--- Aim of the exercise ---
Gather from the listing below each line that includes the word "Apple", and copy it.

Dataset entries

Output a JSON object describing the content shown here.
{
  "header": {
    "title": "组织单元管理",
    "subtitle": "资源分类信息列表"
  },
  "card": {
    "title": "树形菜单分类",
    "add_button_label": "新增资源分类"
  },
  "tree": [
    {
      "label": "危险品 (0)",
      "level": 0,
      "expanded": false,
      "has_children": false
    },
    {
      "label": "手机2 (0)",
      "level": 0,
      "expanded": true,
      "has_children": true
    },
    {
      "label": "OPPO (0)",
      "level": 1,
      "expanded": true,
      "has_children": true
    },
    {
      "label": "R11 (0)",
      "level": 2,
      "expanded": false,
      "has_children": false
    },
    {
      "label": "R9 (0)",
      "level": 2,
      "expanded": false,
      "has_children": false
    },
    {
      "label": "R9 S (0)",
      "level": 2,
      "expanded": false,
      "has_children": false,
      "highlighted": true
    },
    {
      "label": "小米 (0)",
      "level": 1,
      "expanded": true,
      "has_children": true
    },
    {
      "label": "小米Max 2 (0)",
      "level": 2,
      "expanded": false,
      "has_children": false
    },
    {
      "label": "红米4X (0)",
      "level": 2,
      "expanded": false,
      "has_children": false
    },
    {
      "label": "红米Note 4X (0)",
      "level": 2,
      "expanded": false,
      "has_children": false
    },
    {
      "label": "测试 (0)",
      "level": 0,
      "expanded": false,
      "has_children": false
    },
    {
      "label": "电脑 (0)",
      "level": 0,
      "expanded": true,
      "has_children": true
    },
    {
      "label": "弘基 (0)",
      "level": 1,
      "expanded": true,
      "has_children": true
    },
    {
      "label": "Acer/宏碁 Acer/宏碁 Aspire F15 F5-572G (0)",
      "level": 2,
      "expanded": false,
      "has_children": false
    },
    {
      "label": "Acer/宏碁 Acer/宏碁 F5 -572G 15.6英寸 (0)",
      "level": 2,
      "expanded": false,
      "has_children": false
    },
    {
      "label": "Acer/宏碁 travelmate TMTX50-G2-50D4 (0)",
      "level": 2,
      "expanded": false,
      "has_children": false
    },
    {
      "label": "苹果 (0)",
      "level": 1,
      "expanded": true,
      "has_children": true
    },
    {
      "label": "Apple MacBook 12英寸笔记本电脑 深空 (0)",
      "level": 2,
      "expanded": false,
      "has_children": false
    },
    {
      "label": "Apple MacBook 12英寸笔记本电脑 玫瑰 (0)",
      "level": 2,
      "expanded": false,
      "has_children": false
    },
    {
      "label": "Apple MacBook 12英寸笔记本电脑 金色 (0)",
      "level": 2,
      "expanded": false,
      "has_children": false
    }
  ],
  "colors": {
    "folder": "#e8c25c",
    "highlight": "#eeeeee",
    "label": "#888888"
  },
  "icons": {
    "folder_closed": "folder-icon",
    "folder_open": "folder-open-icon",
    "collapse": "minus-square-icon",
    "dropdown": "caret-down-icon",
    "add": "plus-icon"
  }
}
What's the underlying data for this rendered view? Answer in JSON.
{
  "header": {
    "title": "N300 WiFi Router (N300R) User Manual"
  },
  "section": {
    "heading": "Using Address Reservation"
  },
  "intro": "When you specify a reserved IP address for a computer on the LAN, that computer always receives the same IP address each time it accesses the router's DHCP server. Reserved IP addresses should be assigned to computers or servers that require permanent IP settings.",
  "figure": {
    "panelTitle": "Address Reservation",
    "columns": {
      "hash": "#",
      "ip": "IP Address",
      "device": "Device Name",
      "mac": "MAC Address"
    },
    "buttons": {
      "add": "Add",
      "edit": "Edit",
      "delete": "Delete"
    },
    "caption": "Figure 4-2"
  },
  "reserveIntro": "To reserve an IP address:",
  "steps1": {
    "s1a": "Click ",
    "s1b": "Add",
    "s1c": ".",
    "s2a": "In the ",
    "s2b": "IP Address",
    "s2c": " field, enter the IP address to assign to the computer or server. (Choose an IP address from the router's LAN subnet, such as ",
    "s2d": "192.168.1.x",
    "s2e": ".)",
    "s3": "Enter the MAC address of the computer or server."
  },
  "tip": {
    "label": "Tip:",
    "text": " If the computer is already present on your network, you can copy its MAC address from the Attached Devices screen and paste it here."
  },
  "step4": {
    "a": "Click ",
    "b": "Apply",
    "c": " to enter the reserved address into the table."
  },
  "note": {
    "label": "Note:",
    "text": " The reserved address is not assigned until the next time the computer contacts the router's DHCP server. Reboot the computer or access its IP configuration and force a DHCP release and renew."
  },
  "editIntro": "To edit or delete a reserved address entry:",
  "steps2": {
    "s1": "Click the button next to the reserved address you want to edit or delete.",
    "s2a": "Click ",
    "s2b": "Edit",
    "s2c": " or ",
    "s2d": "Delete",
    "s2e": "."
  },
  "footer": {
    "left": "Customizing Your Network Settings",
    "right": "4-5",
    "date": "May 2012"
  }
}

--- Complete answer ---
      "label": "Apple MacBook 12英寸笔记本电脑 深空 (0)",
      "label": "Apple MacBook 12英寸笔记本电脑 玫瑰 (0)",
      "label": "Apple MacBook 12英寸笔记本电脑 金色 (0)",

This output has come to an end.